**SET TASK:** Reproduce each record exactly.

**GIVEN INFORMATION:**
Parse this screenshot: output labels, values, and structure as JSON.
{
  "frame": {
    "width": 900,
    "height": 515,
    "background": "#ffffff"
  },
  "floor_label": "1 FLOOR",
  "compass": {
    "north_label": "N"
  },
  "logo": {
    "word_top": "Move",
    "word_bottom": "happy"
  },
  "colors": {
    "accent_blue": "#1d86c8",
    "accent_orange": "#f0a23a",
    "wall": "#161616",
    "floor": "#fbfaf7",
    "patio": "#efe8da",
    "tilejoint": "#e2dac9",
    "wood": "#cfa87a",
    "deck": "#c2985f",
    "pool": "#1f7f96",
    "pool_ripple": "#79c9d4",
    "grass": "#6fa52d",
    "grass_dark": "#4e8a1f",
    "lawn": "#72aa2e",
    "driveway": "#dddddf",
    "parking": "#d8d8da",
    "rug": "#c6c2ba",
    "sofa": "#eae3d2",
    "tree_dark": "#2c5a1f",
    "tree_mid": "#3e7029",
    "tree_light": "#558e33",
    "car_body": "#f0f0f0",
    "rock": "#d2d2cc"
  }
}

**EXERCISE RESPONSE:**
Parse this screenshot: output labels, values, and structure as JSON.
{
  "frame": {
    "width": 900,
    "height": 515,
    "background": "#ffffff"
  },
  "floor_label": "1 FLOOR",
  "compass": {
    "north_label": "N"
  },
  "logo": {
    "word_top": "Move",
    "word_bottom": "happy"
  },
  "colors": {
    "accent_blue": "#1d86c8",
    "accent_orange": "#f0a23a",
    "wall": "#161616",
    "floor": "#fbfaf7",
    "patio": "#efe8da",
    "tilejoint": "#e2dac9",
    "wood": "#cfa87a",
    "deck": "#c2985f",
    "pool": "#1f7f96",
    "pool_ripple": "#79c9d4",
    "grass": "#6fa52d",
    "grass_dark": "#4e8a1f",
    "lawn": "#72aa2e",
    "driveway": "#dddddf",
    "parking": "#d8d8da",
    "rug": "#c6c2ba",
    "sofa": "#eae3d2",
    "tree_dark": "#2c5a1f",
    "tree_mid": "#3e7029",
    "tree_light": "#558e33",
    "car_body": "#f0f0f0",
    "rock": "#d2d2cc"
  }
}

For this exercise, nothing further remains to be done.